_INSTRUCTIONS TO FOLLOW:_ Only the lines holding the string "Transmittance" are needed. Copy each one.

_INPUT:_
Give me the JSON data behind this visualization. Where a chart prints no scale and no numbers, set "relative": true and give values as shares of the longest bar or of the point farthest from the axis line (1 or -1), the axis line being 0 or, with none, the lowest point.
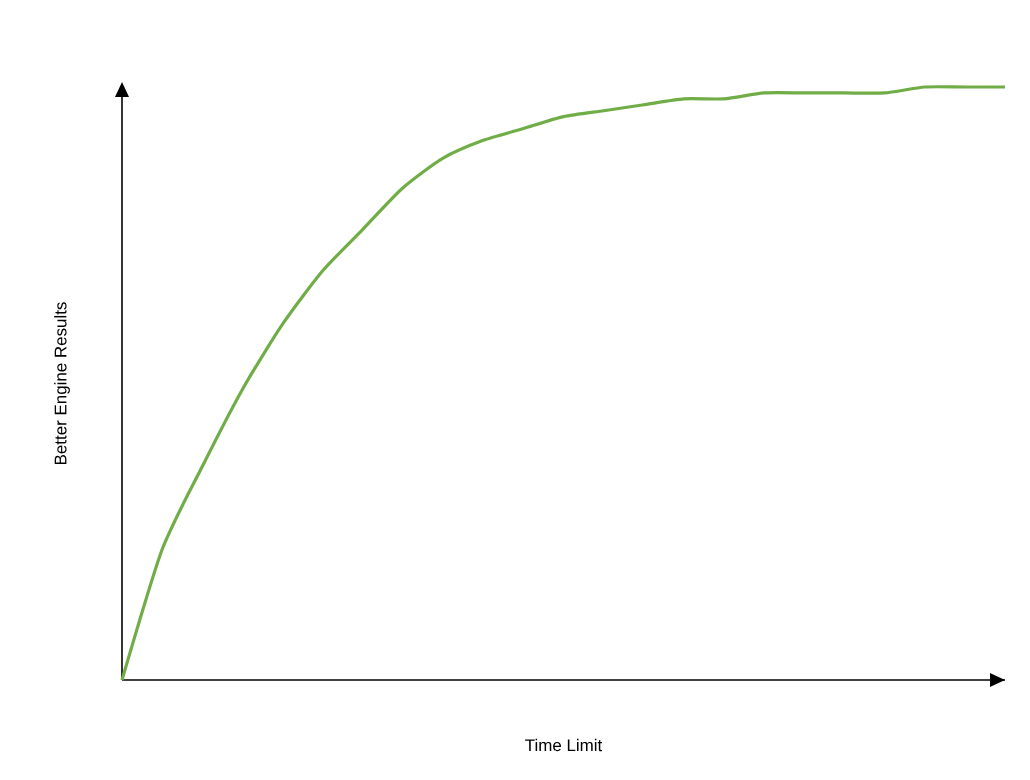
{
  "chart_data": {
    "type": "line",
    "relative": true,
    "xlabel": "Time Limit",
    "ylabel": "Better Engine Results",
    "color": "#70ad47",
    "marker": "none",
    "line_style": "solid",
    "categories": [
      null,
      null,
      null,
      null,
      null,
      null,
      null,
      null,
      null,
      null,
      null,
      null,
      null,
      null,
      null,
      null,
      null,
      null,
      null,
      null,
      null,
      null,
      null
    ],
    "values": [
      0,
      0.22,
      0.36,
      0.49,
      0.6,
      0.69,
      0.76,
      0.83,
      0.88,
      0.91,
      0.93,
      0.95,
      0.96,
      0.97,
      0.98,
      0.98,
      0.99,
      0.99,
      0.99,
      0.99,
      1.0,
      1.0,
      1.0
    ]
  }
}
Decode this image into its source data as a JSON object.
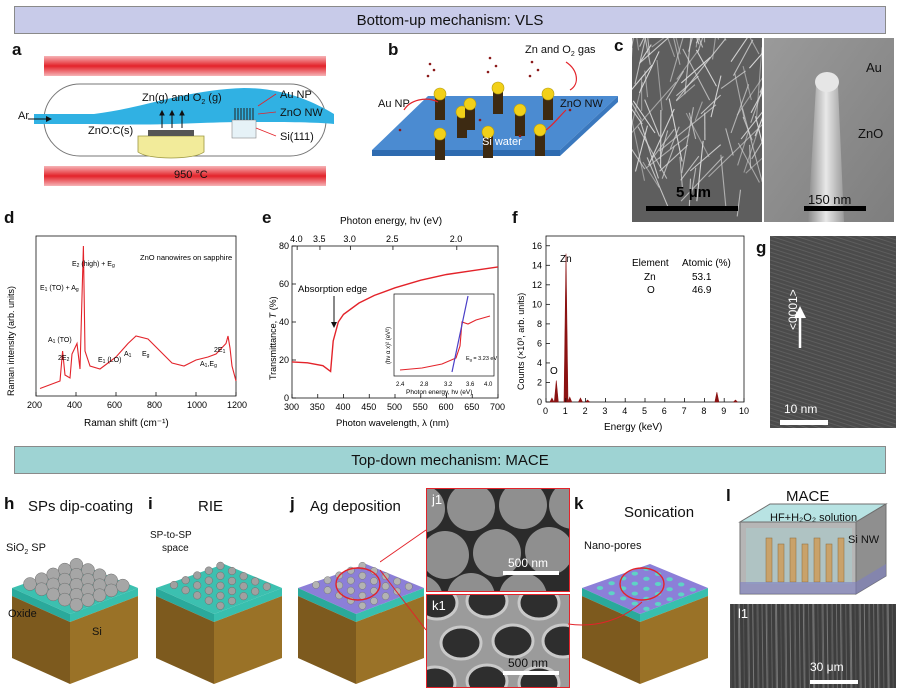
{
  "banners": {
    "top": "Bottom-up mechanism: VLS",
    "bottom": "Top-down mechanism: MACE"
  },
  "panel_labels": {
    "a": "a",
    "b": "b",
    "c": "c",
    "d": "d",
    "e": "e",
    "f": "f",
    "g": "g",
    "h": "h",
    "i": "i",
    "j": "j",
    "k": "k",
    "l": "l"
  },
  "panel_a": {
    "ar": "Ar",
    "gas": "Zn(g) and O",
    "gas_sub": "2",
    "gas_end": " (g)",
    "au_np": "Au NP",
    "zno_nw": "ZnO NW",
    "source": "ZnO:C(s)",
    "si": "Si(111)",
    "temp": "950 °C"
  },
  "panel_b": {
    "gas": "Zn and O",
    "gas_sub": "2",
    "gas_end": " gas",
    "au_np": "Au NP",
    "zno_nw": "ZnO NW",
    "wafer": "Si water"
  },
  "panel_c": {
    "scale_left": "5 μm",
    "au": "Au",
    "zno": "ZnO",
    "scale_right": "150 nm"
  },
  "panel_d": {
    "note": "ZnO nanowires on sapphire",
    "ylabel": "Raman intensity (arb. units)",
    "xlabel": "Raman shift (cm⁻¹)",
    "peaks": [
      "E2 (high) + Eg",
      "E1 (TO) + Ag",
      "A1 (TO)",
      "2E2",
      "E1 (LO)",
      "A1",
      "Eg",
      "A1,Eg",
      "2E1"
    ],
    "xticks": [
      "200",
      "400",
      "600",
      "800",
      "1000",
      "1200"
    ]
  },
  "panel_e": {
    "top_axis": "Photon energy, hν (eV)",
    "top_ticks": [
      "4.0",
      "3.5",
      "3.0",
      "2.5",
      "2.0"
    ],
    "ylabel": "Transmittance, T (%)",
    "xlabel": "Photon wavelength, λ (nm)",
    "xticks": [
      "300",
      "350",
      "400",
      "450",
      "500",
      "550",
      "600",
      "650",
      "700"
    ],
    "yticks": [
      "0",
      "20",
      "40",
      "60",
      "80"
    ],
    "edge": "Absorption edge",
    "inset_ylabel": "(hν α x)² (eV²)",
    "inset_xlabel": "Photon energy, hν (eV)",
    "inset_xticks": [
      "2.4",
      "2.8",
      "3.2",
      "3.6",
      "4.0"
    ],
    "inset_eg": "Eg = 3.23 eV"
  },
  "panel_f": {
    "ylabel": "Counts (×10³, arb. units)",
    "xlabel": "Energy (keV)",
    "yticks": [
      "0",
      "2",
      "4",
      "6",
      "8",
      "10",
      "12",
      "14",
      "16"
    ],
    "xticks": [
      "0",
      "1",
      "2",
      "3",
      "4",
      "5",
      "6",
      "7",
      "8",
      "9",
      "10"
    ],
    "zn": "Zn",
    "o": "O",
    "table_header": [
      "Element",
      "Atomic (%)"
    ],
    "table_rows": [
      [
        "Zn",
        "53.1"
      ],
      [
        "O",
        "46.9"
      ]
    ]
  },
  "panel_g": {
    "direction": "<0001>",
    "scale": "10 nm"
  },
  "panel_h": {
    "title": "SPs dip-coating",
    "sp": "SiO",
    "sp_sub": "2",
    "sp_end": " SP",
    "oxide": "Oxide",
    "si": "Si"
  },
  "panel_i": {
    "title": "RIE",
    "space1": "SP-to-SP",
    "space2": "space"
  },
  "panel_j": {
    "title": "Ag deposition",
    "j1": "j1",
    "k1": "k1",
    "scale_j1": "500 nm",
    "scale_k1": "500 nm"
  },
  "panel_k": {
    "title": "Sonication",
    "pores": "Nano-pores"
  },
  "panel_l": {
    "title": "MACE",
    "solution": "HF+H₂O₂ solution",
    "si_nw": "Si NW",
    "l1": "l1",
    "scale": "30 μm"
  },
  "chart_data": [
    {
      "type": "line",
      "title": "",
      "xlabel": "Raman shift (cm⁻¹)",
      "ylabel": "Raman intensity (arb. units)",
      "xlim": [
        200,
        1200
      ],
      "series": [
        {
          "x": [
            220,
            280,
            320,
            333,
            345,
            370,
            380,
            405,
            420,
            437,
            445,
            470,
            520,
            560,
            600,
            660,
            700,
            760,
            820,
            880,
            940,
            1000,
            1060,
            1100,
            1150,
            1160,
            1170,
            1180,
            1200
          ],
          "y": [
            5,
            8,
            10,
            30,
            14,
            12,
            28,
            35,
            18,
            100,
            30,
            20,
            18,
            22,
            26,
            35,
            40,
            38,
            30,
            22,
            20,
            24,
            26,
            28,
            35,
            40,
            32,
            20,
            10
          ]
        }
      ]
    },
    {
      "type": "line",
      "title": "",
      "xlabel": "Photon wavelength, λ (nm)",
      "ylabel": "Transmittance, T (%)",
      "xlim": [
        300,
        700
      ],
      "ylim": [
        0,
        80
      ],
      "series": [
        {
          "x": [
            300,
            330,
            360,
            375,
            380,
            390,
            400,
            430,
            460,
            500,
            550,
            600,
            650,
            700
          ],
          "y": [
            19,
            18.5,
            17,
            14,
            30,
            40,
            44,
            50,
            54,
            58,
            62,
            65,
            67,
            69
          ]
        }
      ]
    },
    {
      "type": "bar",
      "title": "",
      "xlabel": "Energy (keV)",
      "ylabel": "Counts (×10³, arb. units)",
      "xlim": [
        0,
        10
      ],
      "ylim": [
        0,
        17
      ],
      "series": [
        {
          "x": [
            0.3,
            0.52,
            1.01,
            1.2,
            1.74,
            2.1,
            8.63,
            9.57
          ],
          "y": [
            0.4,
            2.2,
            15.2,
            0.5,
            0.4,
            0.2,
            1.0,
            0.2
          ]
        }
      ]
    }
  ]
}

_COMPLETE ANSWER:_
    "ylabel": "Transmittance, T (%)",
      "ylabel": "Transmittance, T (%)",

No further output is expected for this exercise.